# EXERCISE BRIEF:
For the copy, please give all of the data again exactly and leave the pictures out.

☆ ☆ ☆ ☆ ☆

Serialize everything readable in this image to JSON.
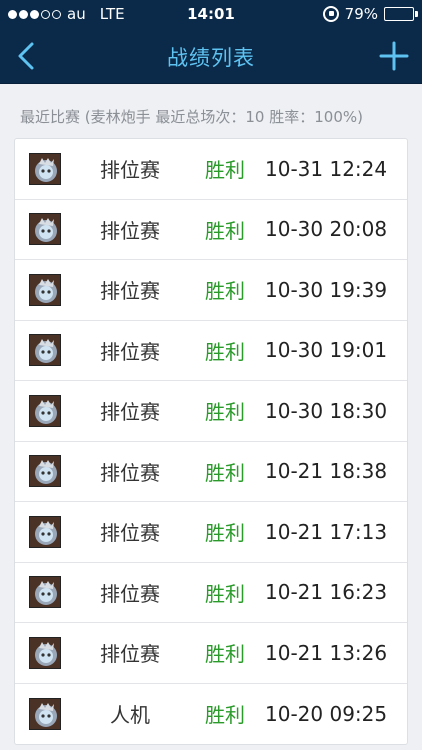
{
  "status_bar": {
    "carrier": "au",
    "network": "LTE",
    "time": "14:01",
    "battery": "79%"
  },
  "nav": {
    "title": "战绩列表",
    "back_icon": "chevron-left-icon",
    "add_icon": "plus-icon"
  },
  "summary": "最近比赛 (麦林炮手 最近总场次：10 胜率：100%)",
  "colors": {
    "nav_bg": "#0b2a49",
    "title": "#5fc3f2",
    "win": "#2a9a2a"
  },
  "matches": [
    {
      "mode": "排位赛",
      "result": "胜利",
      "time": "10-31 12:24"
    },
    {
      "mode": "排位赛",
      "result": "胜利",
      "time": "10-30 20:08"
    },
    {
      "mode": "排位赛",
      "result": "胜利",
      "time": "10-30 19:39"
    },
    {
      "mode": "排位赛",
      "result": "胜利",
      "time": "10-30 19:01"
    },
    {
      "mode": "排位赛",
      "result": "胜利",
      "time": "10-30 18:30"
    },
    {
      "mode": "排位赛",
      "result": "胜利",
      "time": "10-21 18:38"
    },
    {
      "mode": "排位赛",
      "result": "胜利",
      "time": "10-21 17:13"
    },
    {
      "mode": "排位赛",
      "result": "胜利",
      "time": "10-21 16:23"
    },
    {
      "mode": "排位赛",
      "result": "胜利",
      "time": "10-21 13:26"
    },
    {
      "mode": "人机",
      "result": "胜利",
      "time": "10-20 09:25"
    }
  ]
}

☆ ☆ ☆ ☆ ☆

# RESULT OF THE EXERCISE:
Serialize everything readable in this image to JSON.
{
  "status_bar": {
    "carrier": "au",
    "network": "LTE",
    "time": "14:01",
    "battery": "79%"
  },
  "nav": {
    "title": "战绩列表",
    "back_icon": "chevron-left-icon",
    "add_icon": "plus-icon"
  },
  "summary": "最近比赛 (麦林炮手 最近总场次：10 胜率：100%)",
  "colors": {
    "nav_bg": "#0b2a49",
    "title": "#5fc3f2",
    "win": "#2a9a2a"
  },
  "matches": [
    {
      "mode": "排位赛",
      "result": "胜利",
      "time": "10-31 12:24"
    },
    {
      "mode": "排位赛",
      "result": "胜利",
      "time": "10-30 20:08"
    },
    {
      "mode": "排位赛",
      "result": "胜利",
      "time": "10-30 19:39"
    },
    {
      "mode": "排位赛",
      "result": "胜利",
      "time": "10-30 19:01"
    },
    {
      "mode": "排位赛",
      "result": "胜利",
      "time": "10-30 18:30"
    },
    {
      "mode": "排位赛",
      "result": "胜利",
      "time": "10-21 18:38"
    },
    {
      "mode": "排位赛",
      "result": "胜利",
      "time": "10-21 17:13"
    },
    {
      "mode": "排位赛",
      "result": "胜利",
      "time": "10-21 16:23"
    },
    {
      "mode": "排位赛",
      "result": "胜利",
      "time": "10-21 13:26"
    },
    {
      "mode": "人机",
      "result": "胜利",
      "time": "10-20 09:25"
    }
  ]
}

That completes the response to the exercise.